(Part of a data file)
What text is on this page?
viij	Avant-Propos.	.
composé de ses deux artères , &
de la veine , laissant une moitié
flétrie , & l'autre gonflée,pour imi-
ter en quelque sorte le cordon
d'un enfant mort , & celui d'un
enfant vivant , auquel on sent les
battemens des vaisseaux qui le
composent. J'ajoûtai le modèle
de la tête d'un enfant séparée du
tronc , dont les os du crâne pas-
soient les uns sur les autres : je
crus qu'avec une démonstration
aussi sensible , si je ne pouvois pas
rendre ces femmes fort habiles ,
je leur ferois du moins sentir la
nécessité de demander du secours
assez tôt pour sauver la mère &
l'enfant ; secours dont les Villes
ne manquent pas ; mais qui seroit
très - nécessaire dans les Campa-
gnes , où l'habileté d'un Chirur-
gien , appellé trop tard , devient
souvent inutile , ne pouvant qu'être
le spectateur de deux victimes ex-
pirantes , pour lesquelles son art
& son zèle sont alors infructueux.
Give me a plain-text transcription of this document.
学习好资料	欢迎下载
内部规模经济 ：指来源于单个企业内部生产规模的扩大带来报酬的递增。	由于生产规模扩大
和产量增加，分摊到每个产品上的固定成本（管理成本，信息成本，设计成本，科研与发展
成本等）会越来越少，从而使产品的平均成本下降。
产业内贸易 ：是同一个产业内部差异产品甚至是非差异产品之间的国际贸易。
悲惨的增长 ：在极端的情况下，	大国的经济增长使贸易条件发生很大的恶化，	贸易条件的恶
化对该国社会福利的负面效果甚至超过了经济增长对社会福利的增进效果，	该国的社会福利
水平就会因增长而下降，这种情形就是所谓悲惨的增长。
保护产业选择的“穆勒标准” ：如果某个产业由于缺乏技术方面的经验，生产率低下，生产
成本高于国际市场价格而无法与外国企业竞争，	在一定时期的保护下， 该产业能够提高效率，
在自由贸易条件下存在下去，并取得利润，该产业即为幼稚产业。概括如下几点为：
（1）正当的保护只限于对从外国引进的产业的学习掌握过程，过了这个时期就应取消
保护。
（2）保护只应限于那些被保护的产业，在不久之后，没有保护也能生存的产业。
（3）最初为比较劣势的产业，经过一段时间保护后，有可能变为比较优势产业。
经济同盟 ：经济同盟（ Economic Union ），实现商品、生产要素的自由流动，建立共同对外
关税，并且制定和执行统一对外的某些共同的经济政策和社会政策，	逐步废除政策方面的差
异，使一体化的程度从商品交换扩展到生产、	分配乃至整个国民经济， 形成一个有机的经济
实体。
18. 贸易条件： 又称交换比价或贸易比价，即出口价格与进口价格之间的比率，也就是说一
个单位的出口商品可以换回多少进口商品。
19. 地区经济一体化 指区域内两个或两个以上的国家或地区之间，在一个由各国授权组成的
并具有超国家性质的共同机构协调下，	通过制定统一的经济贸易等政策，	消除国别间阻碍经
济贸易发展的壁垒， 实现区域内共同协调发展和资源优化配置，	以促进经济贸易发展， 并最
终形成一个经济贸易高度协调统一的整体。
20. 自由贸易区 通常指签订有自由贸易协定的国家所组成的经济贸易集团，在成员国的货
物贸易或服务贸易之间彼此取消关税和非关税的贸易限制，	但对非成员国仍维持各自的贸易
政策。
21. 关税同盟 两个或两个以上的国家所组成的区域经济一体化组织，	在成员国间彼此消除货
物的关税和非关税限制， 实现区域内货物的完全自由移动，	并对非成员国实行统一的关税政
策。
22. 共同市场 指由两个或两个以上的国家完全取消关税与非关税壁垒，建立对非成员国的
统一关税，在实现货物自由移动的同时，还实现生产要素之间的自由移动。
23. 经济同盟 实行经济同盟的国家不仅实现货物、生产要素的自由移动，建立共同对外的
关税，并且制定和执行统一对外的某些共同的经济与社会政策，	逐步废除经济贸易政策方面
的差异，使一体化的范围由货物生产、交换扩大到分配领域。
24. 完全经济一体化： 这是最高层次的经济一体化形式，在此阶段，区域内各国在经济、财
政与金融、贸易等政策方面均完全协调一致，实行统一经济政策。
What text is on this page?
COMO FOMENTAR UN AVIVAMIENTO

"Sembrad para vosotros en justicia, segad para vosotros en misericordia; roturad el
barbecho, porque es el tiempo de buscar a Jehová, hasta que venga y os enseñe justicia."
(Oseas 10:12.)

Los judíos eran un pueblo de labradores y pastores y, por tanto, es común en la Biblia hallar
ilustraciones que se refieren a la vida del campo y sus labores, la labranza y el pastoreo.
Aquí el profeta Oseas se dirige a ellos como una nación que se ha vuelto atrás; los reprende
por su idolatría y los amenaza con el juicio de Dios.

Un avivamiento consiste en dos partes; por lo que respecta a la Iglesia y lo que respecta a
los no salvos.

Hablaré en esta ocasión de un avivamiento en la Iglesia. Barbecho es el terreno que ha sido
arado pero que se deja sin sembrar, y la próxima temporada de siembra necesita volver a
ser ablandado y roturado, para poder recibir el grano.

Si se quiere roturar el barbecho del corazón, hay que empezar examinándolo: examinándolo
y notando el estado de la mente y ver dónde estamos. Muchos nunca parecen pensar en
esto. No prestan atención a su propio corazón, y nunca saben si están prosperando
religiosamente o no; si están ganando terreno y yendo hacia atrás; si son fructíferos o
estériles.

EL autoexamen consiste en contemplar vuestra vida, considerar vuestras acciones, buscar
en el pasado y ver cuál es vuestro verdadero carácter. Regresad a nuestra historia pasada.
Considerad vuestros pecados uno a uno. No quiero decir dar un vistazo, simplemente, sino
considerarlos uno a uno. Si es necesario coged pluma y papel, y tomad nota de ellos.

TASK DIRECTIONS = Your task is to list each line of the records with the word "secours".

TASK RESULT =
nécessité de demander du secours
l'enfant ; secours dont les Villes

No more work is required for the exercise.